> _TASK DETAILS_:
Your task is to repeat the entries exactly. Leave the pictures out.

> _SUPPLIED MATERIAL_:
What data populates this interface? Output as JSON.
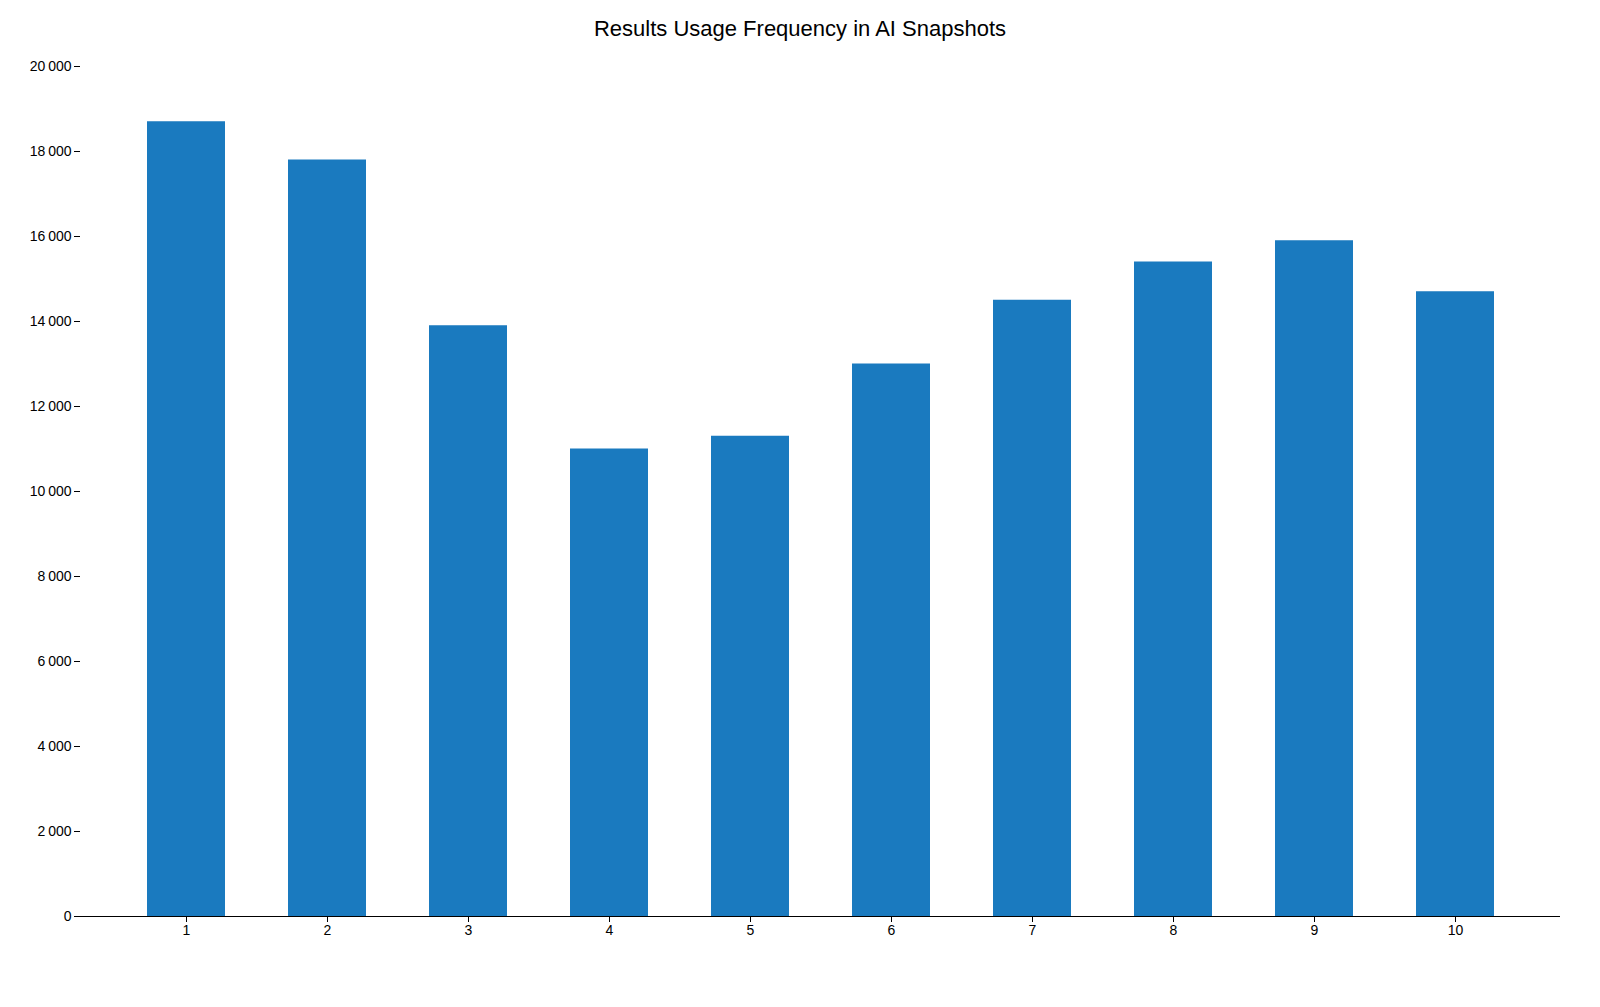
{
  "chart_data": {
    "type": "bar",
    "title": "Results Usage Frequency in AI Snapshots",
    "categories": [
      1,
      2,
      3,
      4,
      5,
      6,
      7,
      8,
      9,
      10
    ],
    "values": [
      18700,
      17800,
      13900,
      11000,
      11300,
      13000,
      14500,
      15400,
      15900,
      14700
    ],
    "color": "#1a7abf",
    "ylim": [
      0,
      20000
    ],
    "yticks": [
      0,
      {
        "value": 2000,
        "label": "2 000"
      },
      {
        "value": 4000,
        "label": "4 000"
      },
      {
        "value": 6000,
        "label": "6 000"
      },
      {
        "value": 8000,
        "label": "8 000"
      },
      {
        "value": 10000,
        "label": "10 000"
      },
      {
        "value": 12000,
        "label": "12 000"
      },
      {
        "value": 14000,
        "label": "14 000"
      },
      {
        "value": 16000,
        "label": "16 000"
      },
      {
        "value": 18000,
        "label": "18 000"
      },
      {
        "value": 20000,
        "label": "20 000"
      }
    ],
    "grid": false
  }
}
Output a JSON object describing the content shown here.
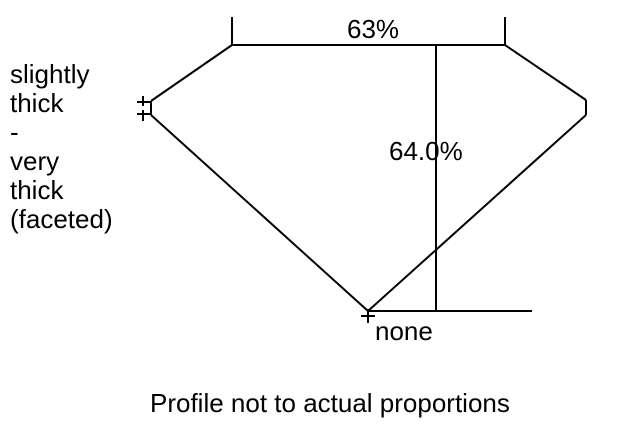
{
  "diagram": {
    "table_percent": "63%",
    "depth_percent": "64.0%",
    "girdle_label": [
      "slightly",
      "thick",
      "-",
      "very",
      "thick",
      "(faceted)"
    ],
    "culet_label": "none",
    "caption": "Profile not to actual proportions",
    "line_color": "#000000",
    "background_color": "#ffffff"
  }
}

> _TASK ANSWER_:
What data populates this interface? Output as JSON.
{
  "chart_data": {
    "type": "bar",
    "title": "Results Usage Frequency in AI Snapshots",
    "categories": [
      1,
      2,
      3,
      4,
      5,
      6,
      7,
      8,
      9,
      10
    ],
    "values": [
      18700,
      17800,
      13900,
      11000,
      11300,
      13000,
      14500,
      15400,
      15900,
      14700
    ],
    "color": "#1a7abf",
    "ylim": [
      0,
      20000
    ],
    "yticks": [
      0,
      {
        "value": 2000,
        "label": "2 000"
      },
      {
        "value": 4000,
        "label": "4 000"
      },
      {
        "value": 6000,
        "label": "6 000"
      },
      {
        "value": 8000,
        "label": "8 000"
      },
      {
        "value": 10000,
        "label": "10 000"
      },
      {
        "value": 12000,
        "label": "12 000"
      },
      {
        "value": 14000,
        "label": "14 000"
      },
      {
        "value": 16000,
        "label": "16 000"
      },
      {
        "value": 18000,
        "label": "18 000"
      },
      {
        "value": 20000,
        "label": "20 000"
      }
    ],
    "grid": false
  }
}
Output a JSON object describing the content shown here.
{
  "diagram": {
    "table_percent": "63%",
    "depth_percent": "64.0%",
    "girdle_label": [
      "slightly",
      "thick",
      "-",
      "very",
      "thick",
      "(faceted)"
    ],
    "culet_label": "none",
    "caption": "Profile not to actual proportions",
    "line_color": "#000000",
    "background_color": "#ffffff"
  }
}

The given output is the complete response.